Apparently, when Alexander the Great came to conquer India, he met a sanyasi, who was actually a great sage. The sage’s name was ‘Dandamis’; at least, that is how Greek historians seem to have pronounced it. Alexander questioned the sage: “Do you believe in God?” The sage remained silent. Alexander said, “I cannot see, so how can I believe? How do you believe without seeing him?” The naked sage laughed. He took Alexander by his hand towards the marketplace. Alexander followed—maybe he was taking him somewhere where he could show him God.
A small boy was flying a kite, and the kite had gone so far away that it was impossible to see it. The sage smiled secretly and stopped there, and the king of the Macedons waited impatiently. The sage asked the little boy, “Where is your kite? Because we cannot see it, and without seeing, how can we believe it is actually in existence? So where is that kite of yours? How do you still believe the kite exists?” The boy laughed merrily and looked pityingly at the sage for asking such an absurd question. He said, “I can feel the pull of it.” And the sage said to Alexander, “I can also feel the pull of it.”

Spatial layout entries
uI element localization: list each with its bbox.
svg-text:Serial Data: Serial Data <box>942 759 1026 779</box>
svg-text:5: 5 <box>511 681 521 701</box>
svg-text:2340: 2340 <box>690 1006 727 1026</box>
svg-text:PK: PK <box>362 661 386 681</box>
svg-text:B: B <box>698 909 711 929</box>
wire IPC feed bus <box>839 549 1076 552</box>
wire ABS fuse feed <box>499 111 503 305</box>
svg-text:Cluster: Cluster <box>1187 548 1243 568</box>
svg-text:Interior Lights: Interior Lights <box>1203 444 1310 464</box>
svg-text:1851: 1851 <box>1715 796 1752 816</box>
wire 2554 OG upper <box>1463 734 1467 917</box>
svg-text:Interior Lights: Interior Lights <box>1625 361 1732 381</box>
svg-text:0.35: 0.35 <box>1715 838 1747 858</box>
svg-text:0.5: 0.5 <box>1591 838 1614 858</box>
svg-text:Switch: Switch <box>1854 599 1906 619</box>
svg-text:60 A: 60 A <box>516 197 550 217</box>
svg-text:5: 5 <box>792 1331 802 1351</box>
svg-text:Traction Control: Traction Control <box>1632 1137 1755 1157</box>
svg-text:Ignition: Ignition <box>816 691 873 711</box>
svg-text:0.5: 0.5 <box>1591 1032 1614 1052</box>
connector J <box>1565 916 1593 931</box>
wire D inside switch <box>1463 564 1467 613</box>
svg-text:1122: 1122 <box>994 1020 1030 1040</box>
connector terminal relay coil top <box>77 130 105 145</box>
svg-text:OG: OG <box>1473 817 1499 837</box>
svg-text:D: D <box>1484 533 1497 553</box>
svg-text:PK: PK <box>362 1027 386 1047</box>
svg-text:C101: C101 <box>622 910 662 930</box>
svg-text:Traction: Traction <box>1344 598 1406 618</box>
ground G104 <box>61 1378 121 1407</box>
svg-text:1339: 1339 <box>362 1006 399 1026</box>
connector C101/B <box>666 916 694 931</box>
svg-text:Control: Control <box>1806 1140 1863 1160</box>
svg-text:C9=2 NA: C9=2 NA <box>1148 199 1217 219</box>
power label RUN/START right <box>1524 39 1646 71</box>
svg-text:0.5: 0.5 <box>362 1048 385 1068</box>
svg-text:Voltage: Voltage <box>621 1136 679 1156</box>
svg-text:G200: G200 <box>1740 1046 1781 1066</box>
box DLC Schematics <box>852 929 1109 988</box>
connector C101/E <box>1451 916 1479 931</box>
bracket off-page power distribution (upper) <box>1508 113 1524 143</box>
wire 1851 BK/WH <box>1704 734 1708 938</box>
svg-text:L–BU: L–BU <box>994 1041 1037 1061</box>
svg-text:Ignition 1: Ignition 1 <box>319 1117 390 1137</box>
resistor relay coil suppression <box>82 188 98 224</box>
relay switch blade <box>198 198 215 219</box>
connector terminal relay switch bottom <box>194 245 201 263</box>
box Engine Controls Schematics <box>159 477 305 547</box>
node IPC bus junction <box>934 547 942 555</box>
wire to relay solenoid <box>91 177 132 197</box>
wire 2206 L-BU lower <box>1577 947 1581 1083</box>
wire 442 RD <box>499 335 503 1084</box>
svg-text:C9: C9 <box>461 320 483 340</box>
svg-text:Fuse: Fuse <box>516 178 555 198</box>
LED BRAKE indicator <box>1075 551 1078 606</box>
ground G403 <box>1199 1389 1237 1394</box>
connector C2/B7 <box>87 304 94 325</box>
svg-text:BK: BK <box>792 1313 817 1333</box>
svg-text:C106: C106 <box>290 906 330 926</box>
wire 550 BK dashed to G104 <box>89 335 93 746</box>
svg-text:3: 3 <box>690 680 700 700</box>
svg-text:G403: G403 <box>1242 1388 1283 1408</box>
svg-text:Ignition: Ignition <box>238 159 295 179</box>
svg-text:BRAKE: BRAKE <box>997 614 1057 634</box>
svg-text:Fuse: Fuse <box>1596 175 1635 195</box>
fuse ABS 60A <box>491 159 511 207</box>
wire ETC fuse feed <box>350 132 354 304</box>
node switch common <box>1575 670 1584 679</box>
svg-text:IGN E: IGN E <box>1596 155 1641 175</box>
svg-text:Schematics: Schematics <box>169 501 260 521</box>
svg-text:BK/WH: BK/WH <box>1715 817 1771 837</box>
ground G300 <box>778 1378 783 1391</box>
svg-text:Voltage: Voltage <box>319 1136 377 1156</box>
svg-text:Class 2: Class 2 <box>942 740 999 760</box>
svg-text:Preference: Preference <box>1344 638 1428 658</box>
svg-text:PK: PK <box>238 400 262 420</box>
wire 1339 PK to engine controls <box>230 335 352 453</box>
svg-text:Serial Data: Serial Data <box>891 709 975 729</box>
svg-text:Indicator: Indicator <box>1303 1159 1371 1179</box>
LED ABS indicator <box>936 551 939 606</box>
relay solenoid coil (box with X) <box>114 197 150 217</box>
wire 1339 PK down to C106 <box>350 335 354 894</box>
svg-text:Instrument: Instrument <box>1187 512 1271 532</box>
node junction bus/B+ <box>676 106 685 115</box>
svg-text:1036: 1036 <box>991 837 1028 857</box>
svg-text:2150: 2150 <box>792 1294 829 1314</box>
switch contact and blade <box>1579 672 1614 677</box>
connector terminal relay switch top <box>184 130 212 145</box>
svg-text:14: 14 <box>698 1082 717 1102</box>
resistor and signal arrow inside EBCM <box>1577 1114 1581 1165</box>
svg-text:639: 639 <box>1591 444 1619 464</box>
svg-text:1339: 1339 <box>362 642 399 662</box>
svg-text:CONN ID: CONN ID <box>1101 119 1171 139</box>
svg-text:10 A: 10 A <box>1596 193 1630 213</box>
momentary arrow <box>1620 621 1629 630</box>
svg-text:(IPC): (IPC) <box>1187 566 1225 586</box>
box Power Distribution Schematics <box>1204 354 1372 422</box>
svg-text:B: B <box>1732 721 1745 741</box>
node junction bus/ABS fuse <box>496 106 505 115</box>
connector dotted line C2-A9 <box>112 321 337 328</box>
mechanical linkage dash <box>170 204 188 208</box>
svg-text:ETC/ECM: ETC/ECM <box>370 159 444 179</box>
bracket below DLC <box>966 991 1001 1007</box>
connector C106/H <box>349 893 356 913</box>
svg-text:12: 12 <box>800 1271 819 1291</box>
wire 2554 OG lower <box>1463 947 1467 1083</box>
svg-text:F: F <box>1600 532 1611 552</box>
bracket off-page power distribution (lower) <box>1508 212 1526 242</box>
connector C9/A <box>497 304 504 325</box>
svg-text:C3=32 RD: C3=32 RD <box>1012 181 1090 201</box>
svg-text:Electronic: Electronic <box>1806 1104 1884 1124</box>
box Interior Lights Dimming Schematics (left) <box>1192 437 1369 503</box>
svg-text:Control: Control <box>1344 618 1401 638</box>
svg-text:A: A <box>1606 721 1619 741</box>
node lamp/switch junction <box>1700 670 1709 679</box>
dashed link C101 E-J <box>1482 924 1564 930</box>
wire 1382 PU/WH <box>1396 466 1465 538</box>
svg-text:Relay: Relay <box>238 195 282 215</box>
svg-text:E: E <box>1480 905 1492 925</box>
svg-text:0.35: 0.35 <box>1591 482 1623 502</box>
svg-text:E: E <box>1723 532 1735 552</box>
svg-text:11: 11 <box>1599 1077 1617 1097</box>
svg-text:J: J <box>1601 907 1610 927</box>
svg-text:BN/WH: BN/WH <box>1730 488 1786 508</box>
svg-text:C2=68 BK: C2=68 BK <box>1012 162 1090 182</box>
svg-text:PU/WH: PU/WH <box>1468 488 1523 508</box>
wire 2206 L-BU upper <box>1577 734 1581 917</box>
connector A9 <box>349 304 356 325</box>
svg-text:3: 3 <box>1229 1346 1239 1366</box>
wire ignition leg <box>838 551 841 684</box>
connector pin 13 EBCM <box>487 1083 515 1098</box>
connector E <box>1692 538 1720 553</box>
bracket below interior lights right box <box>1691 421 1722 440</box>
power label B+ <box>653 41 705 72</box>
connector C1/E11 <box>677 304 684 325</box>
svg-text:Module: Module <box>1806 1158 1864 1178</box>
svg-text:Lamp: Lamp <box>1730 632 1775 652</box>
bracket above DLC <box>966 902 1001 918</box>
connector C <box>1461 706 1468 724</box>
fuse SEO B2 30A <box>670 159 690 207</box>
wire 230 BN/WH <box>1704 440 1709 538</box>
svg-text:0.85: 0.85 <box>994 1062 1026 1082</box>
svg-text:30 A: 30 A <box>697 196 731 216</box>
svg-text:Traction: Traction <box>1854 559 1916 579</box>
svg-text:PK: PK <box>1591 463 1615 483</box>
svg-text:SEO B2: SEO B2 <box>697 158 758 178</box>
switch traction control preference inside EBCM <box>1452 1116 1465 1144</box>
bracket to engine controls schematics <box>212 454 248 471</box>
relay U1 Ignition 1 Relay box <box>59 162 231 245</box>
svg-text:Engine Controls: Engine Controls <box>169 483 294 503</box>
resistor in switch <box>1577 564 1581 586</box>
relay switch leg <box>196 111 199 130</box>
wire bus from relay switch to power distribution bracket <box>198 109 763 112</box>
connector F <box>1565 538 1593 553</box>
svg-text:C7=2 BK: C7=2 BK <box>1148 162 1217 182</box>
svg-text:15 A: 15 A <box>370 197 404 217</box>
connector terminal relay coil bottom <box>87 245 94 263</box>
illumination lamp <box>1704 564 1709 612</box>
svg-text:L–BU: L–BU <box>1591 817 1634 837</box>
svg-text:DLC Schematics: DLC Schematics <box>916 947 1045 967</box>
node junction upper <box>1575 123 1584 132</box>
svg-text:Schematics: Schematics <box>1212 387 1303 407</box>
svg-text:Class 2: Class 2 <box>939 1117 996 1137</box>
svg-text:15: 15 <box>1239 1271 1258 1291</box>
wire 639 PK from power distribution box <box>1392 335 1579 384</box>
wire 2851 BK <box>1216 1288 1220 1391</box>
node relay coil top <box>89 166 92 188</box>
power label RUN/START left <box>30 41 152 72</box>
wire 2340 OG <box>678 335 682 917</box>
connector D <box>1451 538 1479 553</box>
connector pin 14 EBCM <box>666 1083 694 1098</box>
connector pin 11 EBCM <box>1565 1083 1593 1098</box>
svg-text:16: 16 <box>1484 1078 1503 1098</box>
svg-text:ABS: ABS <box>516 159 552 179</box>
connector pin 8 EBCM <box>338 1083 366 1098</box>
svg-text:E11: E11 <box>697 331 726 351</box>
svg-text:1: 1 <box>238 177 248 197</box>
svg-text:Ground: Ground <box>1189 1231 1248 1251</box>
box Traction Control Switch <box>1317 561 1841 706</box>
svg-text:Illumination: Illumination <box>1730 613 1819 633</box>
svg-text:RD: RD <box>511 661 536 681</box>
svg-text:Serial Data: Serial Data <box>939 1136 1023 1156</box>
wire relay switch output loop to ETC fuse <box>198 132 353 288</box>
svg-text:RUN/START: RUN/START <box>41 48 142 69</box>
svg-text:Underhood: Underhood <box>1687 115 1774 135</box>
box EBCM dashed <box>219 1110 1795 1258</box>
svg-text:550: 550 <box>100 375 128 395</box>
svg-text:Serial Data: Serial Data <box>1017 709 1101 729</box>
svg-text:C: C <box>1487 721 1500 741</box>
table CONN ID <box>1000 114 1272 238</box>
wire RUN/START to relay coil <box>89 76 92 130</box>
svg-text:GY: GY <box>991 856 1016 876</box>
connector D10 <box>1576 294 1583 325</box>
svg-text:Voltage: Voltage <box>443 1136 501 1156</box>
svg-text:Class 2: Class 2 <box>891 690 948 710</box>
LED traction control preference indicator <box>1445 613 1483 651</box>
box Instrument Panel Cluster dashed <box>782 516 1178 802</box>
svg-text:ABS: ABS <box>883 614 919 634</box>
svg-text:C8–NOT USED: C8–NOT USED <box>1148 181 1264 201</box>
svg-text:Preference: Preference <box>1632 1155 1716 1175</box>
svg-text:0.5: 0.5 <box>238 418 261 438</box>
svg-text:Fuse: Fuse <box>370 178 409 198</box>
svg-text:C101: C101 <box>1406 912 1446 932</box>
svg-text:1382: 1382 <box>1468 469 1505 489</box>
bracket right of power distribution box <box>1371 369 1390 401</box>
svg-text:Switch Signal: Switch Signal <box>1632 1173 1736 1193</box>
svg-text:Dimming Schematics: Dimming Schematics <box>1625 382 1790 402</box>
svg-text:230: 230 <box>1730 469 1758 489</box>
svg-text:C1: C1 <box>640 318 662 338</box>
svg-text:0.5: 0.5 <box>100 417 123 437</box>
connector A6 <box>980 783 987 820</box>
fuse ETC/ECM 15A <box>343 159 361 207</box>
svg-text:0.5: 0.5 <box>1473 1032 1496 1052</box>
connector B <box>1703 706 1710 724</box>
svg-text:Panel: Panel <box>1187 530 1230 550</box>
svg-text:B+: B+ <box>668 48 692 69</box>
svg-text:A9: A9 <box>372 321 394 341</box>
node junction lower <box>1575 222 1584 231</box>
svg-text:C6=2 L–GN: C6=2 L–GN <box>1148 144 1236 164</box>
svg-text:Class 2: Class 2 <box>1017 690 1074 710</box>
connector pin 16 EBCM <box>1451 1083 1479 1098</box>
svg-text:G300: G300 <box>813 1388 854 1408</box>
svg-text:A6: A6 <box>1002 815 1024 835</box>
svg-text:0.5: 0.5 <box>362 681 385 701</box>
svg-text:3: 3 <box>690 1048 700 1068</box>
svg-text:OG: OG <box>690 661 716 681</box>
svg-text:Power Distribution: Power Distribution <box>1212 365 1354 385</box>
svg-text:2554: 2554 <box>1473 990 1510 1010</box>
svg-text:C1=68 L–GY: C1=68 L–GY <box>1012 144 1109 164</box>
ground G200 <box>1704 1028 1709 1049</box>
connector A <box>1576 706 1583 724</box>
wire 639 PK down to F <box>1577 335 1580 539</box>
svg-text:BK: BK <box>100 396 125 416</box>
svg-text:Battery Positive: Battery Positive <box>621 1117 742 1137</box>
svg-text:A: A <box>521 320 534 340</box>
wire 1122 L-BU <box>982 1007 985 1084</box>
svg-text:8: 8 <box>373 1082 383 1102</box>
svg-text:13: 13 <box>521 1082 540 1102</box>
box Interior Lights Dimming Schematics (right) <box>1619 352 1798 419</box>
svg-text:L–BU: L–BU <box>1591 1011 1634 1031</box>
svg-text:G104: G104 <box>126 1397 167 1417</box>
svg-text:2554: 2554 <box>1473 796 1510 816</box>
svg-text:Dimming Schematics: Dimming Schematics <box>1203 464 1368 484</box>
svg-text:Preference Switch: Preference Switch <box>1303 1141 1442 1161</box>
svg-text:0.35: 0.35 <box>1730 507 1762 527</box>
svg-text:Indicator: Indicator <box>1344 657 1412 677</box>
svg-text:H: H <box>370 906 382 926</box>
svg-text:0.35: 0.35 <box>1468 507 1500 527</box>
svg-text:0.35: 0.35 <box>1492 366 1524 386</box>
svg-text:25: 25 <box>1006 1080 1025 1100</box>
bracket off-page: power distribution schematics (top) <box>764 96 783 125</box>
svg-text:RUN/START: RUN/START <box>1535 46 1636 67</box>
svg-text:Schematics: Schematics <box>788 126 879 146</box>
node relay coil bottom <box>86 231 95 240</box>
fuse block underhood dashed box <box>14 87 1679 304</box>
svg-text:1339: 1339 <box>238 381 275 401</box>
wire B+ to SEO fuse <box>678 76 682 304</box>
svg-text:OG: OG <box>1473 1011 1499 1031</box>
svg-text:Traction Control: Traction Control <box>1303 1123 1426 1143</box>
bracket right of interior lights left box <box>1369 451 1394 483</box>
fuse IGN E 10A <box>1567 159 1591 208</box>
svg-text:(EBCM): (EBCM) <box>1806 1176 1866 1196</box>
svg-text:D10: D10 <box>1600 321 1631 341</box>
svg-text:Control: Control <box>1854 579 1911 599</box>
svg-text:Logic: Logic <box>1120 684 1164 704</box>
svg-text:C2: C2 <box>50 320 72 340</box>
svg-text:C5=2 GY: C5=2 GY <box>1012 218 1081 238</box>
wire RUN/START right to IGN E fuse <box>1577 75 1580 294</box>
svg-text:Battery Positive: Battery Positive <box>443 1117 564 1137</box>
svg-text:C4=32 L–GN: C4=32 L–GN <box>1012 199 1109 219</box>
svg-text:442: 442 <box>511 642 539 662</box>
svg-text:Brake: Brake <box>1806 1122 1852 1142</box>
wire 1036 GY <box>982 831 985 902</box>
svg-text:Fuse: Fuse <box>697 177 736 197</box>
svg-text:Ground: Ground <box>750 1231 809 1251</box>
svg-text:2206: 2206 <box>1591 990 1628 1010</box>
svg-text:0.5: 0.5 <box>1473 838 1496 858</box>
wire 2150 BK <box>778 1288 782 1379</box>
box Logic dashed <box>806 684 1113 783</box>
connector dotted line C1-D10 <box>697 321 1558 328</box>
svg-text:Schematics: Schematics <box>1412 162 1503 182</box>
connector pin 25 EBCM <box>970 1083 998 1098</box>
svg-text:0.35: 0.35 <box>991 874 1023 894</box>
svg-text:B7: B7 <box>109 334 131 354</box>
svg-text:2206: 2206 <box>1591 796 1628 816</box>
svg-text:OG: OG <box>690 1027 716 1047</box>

*WORK TO COMPLETE*. Name every character who speaks aloud in the story of Alexander and the sage.

*OUTPUT*.
- Alexander the Great
- The sage Dandamis
- The small boy flying a kite